=== Instructions to follow ===
Exact reproductions of all the entries, please, and no pictures.

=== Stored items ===
┌────────

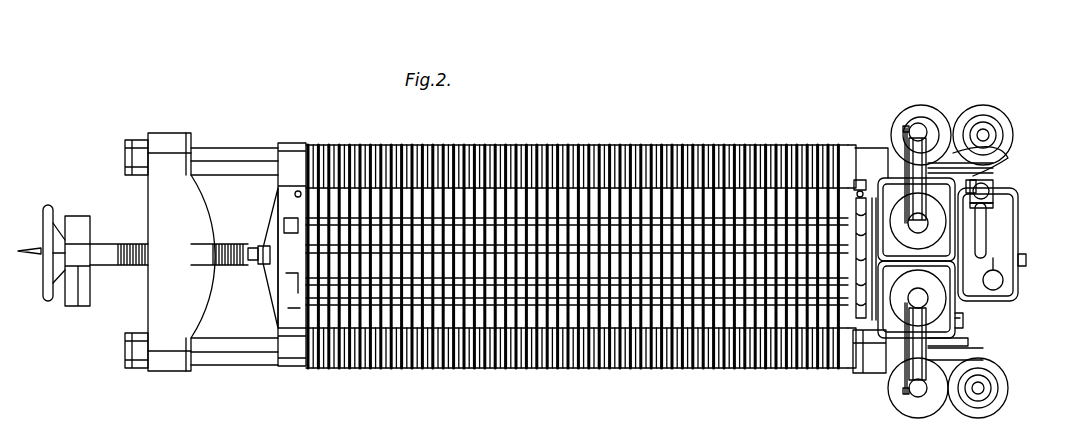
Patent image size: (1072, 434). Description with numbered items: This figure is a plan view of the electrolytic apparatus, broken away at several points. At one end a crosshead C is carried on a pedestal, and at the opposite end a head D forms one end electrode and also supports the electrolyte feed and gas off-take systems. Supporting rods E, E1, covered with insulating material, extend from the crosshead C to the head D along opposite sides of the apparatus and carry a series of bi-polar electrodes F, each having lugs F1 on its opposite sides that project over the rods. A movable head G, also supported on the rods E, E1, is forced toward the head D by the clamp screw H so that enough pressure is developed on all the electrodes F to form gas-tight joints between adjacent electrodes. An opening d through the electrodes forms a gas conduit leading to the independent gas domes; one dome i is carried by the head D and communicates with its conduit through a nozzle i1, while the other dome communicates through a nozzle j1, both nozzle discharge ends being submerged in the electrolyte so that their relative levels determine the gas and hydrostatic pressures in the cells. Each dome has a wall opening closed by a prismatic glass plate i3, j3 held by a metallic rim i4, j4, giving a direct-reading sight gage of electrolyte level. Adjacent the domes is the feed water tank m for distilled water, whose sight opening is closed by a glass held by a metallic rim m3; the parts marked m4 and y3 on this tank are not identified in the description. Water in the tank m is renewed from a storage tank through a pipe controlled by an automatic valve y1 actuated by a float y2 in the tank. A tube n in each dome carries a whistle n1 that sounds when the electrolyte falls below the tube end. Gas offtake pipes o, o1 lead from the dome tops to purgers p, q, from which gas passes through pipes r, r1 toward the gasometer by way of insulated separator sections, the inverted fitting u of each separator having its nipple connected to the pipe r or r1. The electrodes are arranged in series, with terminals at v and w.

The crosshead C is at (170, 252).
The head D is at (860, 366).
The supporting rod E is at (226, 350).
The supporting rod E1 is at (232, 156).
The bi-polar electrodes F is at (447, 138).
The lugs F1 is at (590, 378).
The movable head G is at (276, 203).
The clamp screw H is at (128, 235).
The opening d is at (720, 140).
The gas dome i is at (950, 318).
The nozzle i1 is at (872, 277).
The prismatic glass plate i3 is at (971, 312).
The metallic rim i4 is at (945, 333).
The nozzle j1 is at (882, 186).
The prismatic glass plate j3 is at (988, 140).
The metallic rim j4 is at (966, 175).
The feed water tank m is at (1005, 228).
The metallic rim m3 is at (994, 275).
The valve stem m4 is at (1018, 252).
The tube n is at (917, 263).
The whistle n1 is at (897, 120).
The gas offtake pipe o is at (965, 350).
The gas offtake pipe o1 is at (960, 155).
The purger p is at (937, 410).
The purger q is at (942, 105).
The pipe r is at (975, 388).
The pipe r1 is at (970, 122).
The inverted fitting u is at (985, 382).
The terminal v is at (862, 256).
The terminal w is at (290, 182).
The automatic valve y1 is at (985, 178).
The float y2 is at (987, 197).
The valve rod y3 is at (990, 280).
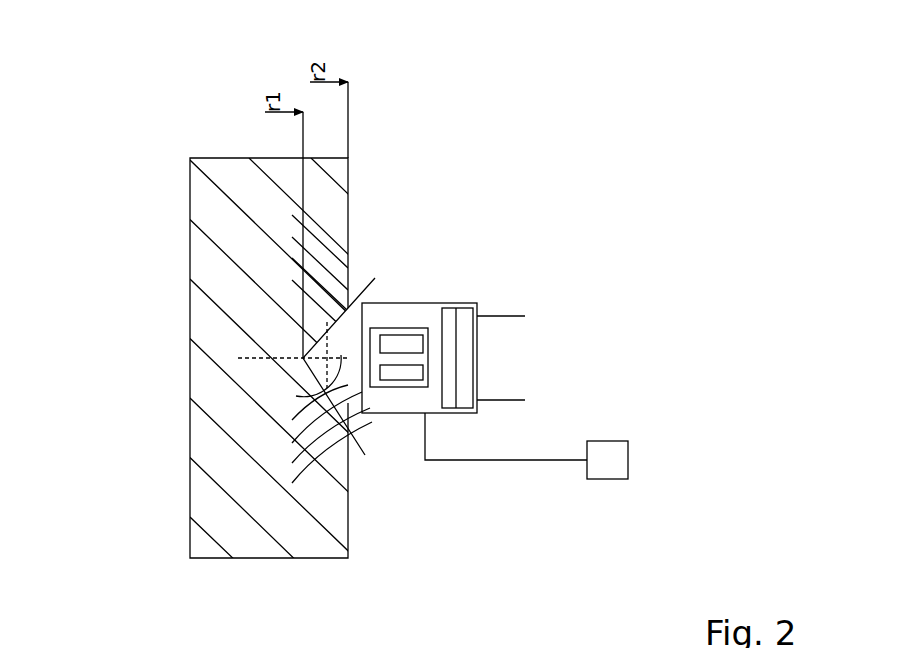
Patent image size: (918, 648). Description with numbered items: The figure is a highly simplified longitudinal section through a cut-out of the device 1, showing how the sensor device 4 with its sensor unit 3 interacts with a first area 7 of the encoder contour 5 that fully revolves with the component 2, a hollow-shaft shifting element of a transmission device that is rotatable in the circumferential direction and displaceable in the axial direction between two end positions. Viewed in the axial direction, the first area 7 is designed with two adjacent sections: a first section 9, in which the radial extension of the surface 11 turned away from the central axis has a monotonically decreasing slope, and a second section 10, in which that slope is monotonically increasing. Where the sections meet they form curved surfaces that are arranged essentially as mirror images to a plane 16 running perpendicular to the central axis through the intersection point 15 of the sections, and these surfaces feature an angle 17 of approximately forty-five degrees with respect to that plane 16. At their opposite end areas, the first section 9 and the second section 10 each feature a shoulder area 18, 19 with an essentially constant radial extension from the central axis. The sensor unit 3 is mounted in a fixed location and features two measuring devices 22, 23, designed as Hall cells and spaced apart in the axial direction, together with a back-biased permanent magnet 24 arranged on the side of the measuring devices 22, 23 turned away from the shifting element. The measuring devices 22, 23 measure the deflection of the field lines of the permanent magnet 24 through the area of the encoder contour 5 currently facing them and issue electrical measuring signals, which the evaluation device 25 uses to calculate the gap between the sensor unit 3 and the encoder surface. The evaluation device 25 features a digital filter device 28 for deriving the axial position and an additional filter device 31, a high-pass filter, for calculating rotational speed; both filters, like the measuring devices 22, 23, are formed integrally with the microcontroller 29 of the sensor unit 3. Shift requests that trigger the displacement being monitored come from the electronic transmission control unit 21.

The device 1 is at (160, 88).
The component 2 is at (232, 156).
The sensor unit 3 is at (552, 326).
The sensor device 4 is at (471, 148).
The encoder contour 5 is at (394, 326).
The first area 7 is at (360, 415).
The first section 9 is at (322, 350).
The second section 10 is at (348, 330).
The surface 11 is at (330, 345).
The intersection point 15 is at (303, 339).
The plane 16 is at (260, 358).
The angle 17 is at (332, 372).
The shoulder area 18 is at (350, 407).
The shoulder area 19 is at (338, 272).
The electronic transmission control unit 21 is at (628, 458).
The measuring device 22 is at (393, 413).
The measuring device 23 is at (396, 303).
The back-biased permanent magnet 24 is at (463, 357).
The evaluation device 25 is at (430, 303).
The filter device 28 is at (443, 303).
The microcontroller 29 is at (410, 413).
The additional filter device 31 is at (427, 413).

└────────

=== Answer space ===
Patent image size: (1072, 434). Description with numbered items: This figure is a plan view of the electrolytic apparatus, broken away at several points. At one end a crosshead C is carried on a pedestal, and at the opposite end a head D forms one end electrode and also supports the electrolyte feed and gas off-take systems. Supporting rods E, E1, covered with insulating material, extend from the crosshead C to the head D along opposite sides of the apparatus and carry a series of bi-polar electrodes F, each having lugs F1 on its opposite sides that project over the rods. A movable head G, also supported on the rods E, E1, is forced toward the head D by the clamp screw H so that enough pressure is developed on all the electrodes F to form gas-tight joints between adjacent electrodes. An opening d through the electrodes forms a gas conduit leading to the independent gas domes; one dome i is carried by the head D and communicates with its conduit through a nozzle i1, while the other dome communicates through a nozzle j1, both nozzle discharge ends being submerged in the electrolyte so that their relative levels determine the gas and hydrostatic pressures in the cells. Each dome has a wall opening closed by a prismatic glass plate i3, j3 held by a metallic rim i4, j4, giving a direct-reading sight gage of electrolyte level. Adjacent the domes is the feed water tank m for distilled water, whose sight opening is closed by a glass held by a metallic rim m3; the parts marked m4 and y3 on this tank are not identified in the description. Water in the tank m is renewed from a storage tank through a pipe controlled by an automatic valve y1 actuated by a float y2 in the tank. A tube n in each dome carries a whistle n1 that sounds when the electrolyte falls below the tube end. Gas offtake pipes o, o1 lead from the dome tops to purgers p, q, from which gas passes through pipes r, r1 toward the gasometer by way of insulated separator sections, the inverted fitting u of each separator having its nipple connected to the pipe r or r1. The electrodes are arranged in series, with terminals at v and w.

The crosshead C is at (170, 252).
The head D is at (860, 366).
The supporting rod E is at (226, 350).
The supporting rod E1 is at (232, 156).
The bi-polar electrodes F is at (447, 138).
The lugs F1 is at (590, 378).
The movable head G is at (276, 203).
The clamp screw H is at (128, 235).
The opening d is at (720, 140).
The gas dome i is at (950, 318).
The nozzle i1 is at (872, 277).
The prismatic glass plate i3 is at (971, 312).
The metallic rim i4 is at (945, 333).
The nozzle j1 is at (882, 186).
The prismatic glass plate j3 is at (988, 140).
The metallic rim j4 is at (966, 175).
The feed water tank m is at (1005, 228).
The metallic rim m3 is at (994, 275).
The valve stem m4 is at (1018, 252).
The tube n is at (917, 263).
The whistle n1 is at (897, 120).
The gas offtake pipe o is at (965, 350).
The gas offtake pipe o1 is at (960, 155).
The purger p is at (937, 410).
The purger q is at (942, 105).
The pipe r is at (975, 388).
The pipe r1 is at (970, 122).
The inverted fitting u is at (985, 382).
The terminal v is at (862, 256).
The terminal w is at (290, 182).
The automatic valve y1 is at (985, 178).
The float y2 is at (987, 197).
The valve rod y3 is at (990, 280).
Patent image size: (918, 648). Description with numbered items: The figure is a highly simplified longitudinal section through a cut-out of the device 1, showing how the sensor device 4 with its sensor unit 3 interacts with a first area 7 of the encoder contour 5 that fully revolves with the component 2, a hollow-shaft shifting element of a transmission device that is rotatable in the circumferential direction and displaceable in the axial direction between two end positions. Viewed in the axial direction, the first area 7 is designed with two adjacent sections: a first section 9, in which the radial extension of the surface 11 turned away from the central axis has a monotonically decreasing slope, and a second section 10, in which that slope is monotonically increasing. Where the sections meet they form curved surfaces that are arranged essentially as mirror images to a plane 16 running perpendicular to the central axis through the intersection point 15 of the sections, and these surfaces feature an angle 17 of approximately forty-five degrees with respect to that plane 16. At their opposite end areas, the first section 9 and the second section 10 each feature a shoulder area 18, 19 with an essentially constant radial extension from the central axis. The sensor unit 3 is mounted in a fixed location and features two measuring devices 22, 23, designed as Hall cells and spaced apart in the axial direction, together with a back-biased permanent magnet 24 arranged on the side of the measuring devices 22, 23 turned away from the shifting element. The measuring devices 22, 23 measure the deflection of the field lines of the permanent magnet 24 through the area of the encoder contour 5 currently facing them and issue electrical measuring signals, which the evaluation device 25 uses to calculate the gap between the sensor unit 3 and the encoder surface. The evaluation device 25 features a digital filter device 28 for deriving the axial position and an additional filter device 31, a high-pass filter, for calculating rotational speed; both filters, like the measuring devices 22, 23, are formed integrally with the microcontroller 29 of the sensor unit 3. Shift requests that trigger the displacement being monitored come from the electronic transmission control unit 21.

The device 1 is at (160, 88).
The component 2 is at (232, 156).
The sensor unit 3 is at (552, 326).
The sensor device 4 is at (471, 148).
The encoder contour 5 is at (394, 326).
The first area 7 is at (360, 415).
The first section 9 is at (322, 350).
The second section 10 is at (348, 330).
The surface 11 is at (330, 345).
The intersection point 15 is at (303, 339).
The plane 16 is at (260, 358).
The angle 17 is at (332, 372).
The shoulder area 18 is at (350, 407).
The shoulder area 19 is at (338, 272).
The electronic transmission control unit 21 is at (628, 458).
The measuring device 22 is at (393, 413).
The measuring device 23 is at (396, 303).
The back-biased permanent magnet 24 is at (463, 357).
The evaluation device 25 is at (430, 303).
The filter device 28 is at (443, 303).
The microcontroller 29 is at (410, 413).
The additional filter device 31 is at (427, 413).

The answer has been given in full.